== INFORMATION GIVEN ==
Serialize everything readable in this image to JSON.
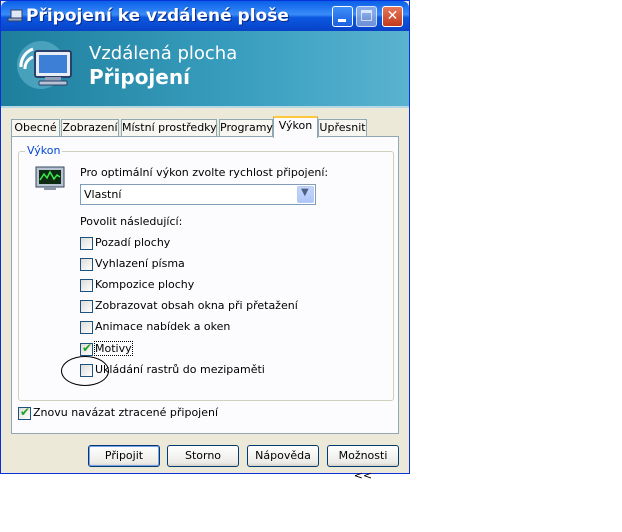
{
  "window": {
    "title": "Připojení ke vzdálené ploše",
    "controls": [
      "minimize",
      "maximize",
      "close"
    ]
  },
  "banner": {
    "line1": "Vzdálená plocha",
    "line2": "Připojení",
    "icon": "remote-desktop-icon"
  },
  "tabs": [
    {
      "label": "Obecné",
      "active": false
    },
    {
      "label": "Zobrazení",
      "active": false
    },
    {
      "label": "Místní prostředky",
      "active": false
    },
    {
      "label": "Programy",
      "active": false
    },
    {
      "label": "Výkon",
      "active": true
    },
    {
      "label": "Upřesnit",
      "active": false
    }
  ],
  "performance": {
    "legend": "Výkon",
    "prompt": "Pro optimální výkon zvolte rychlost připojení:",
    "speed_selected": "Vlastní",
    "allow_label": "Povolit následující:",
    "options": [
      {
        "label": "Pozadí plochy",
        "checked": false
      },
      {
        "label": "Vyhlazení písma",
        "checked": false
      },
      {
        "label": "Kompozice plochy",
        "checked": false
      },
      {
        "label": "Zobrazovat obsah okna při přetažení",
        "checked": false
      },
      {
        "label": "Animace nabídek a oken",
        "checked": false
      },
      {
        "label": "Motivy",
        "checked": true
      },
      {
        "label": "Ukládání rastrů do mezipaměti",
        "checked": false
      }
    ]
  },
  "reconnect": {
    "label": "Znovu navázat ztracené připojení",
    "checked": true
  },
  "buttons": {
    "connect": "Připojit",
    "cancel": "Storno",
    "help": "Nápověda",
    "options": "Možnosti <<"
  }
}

== WHAT YOU WILL DO ==
Quote the material word for word, dropping any images it holds.

== ANSWER IN FULL ==
Serialize everything readable in this image to JSON.
{
  "window": {
    "title": "Připojení ke vzdálené ploše",
    "controls": [
      "minimize",
      "maximize",
      "close"
    ]
  },
  "banner": {
    "line1": "Vzdálená plocha",
    "line2": "Připojení",
    "icon": "remote-desktop-icon"
  },
  "tabs": [
    {
      "label": "Obecné",
      "active": false
    },
    {
      "label": "Zobrazení",
      "active": false
    },
    {
      "label": "Místní prostředky",
      "active": false
    },
    {
      "label": "Programy",
      "active": false
    },
    {
      "label": "Výkon",
      "active": true
    },
    {
      "label": "Upřesnit",
      "active": false
    }
  ],
  "performance": {
    "legend": "Výkon",
    "prompt": "Pro optimální výkon zvolte rychlost připojení:",
    "speed_selected": "Vlastní",
    "allow_label": "Povolit následující:",
    "options": [
      {
        "label": "Pozadí plochy",
        "checked": false
      },
      {
        "label": "Vyhlazení písma",
        "checked": false
      },
      {
        "label": "Kompozice plochy",
        "checked": false
      },
      {
        "label": "Zobrazovat obsah okna při přetažení",
        "checked": false
      },
      {
        "label": "Animace nabídek a oken",
        "checked": false
      },
      {
        "label": "Motivy",
        "checked": true
      },
      {
        "label": "Ukládání rastrů do mezipaměti",
        "checked": false
      }
    ]
  },
  "reconnect": {
    "label": "Znovu navázat ztracené připojení",
    "checked": true
  },
  "buttons": {
    "connect": "Připojit",
    "cancel": "Storno",
    "help": "Nápověda",
    "options": "Možnosti <<"
  }
}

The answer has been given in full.